■ The task: Emit the entire listing verbatim.
[start of Task data]
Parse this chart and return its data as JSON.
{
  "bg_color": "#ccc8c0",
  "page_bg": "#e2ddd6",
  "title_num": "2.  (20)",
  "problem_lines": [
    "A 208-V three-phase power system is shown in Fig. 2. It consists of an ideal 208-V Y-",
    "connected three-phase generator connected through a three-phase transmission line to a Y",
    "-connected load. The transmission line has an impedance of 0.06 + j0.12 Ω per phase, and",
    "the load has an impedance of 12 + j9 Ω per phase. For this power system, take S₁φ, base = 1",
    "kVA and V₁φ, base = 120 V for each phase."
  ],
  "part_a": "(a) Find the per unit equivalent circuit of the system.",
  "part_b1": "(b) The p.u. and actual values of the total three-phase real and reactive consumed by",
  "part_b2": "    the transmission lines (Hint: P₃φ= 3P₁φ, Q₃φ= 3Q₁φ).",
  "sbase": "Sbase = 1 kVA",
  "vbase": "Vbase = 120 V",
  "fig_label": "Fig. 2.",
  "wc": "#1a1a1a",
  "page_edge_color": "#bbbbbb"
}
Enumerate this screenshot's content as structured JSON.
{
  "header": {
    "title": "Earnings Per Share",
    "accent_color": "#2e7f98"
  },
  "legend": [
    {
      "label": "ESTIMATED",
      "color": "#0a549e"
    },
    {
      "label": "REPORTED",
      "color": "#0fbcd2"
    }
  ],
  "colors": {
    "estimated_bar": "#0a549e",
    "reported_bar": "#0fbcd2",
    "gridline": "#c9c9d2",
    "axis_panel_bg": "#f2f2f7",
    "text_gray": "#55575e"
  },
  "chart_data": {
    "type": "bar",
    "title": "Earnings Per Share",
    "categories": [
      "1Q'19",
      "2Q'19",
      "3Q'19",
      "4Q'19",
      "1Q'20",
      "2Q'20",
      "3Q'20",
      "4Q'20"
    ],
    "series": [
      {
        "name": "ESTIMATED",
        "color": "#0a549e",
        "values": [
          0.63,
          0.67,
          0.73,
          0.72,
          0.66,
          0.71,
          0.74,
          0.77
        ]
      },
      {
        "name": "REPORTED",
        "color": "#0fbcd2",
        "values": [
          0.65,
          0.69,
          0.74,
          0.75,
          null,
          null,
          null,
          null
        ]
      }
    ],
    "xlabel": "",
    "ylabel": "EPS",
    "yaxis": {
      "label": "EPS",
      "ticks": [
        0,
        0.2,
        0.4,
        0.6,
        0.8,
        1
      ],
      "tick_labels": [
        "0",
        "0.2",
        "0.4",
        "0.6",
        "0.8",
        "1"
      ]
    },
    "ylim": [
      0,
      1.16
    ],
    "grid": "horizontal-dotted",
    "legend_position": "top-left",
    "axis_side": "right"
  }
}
[end of Task data]
■ Reply:
Parse this chart and return its data as JSON.
{
  "bg_color": "#ccc8c0",
  "page_bg": "#e2ddd6",
  "title_num": "2.  (20)",
  "problem_lines": [
    "A 208-V three-phase power system is shown in Fig. 2. It consists of an ideal 208-V Y-",
    "connected three-phase generator connected through a three-phase transmission line to a Y",
    "-connected load. The transmission line has an impedance of 0.06 + j0.12 Ω per phase, and",
    "the load has an impedance of 12 + j9 Ω per phase. For this power system, take S₁φ, base = 1",
    "kVA and V₁φ, base = 120 V for each phase."
  ],
  "part_a": "(a) Find the per unit equivalent circuit of the system.",
  "part_b1": "(b) The p.u. and actual values of the total three-phase real and reactive consumed by",
  "part_b2": "    the transmission lines (Hint: P₃φ= 3P₁φ, Q₃φ= 3Q₁φ).",
  "sbase": "Sbase = 1 kVA",
  "vbase": "Vbase = 120 V",
  "fig_label": "Fig. 2.",
  "wc": "#1a1a1a",
  "page_edge_color": "#bbbbbb"
}
Enumerate this screenshot's content as structured JSON.
{
  "header": {
    "title": "Earnings Per Share",
    "accent_color": "#2e7f98"
  },
  "legend": [
    {
      "label": "ESTIMATED",
      "color": "#0a549e"
    },
    {
      "label": "REPORTED",
      "color": "#0fbcd2"
    }
  ],
  "colors": {
    "estimated_bar": "#0a549e",
    "reported_bar": "#0fbcd2",
    "gridline": "#c9c9d2",
    "axis_panel_bg": "#f2f2f7",
    "text_gray": "#55575e"
  },
  "chart_data": {
    "type": "bar",
    "title": "Earnings Per Share",
    "categories": [
      "1Q'19",
      "2Q'19",
      "3Q'19",
      "4Q'19",
      "1Q'20",
      "2Q'20",
      "3Q'20",
      "4Q'20"
    ],
    "series": [
      {
        "name": "ESTIMATED",
        "color": "#0a549e",
        "values": [
          0.63,
          0.67,
          0.73,
          0.72,
          0.66,
          0.71,
          0.74,
          0.77
        ]
      },
      {
        "name": "REPORTED",
        "color": "#0fbcd2",
        "values": [
          0.65,
          0.69,
          0.74,
          0.75,
          null,
          null,
          null,
          null
        ]
      }
    ],
    "xlabel": "",
    "ylabel": "EPS",
    "yaxis": {
      "label": "EPS",
      "ticks": [
        0,
        0.2,
        0.4,
        0.6,
        0.8,
        1
      ],
      "tick_labels": [
        "0",
        "0.2",
        "0.4",
        "0.6",
        "0.8",
        "1"
      ]
    },
    "ylim": [
      0,
      1.16
    ],
    "grid": "horizontal-dotted",
    "legend_position": "top-left",
    "axis_side": "right"
  }
}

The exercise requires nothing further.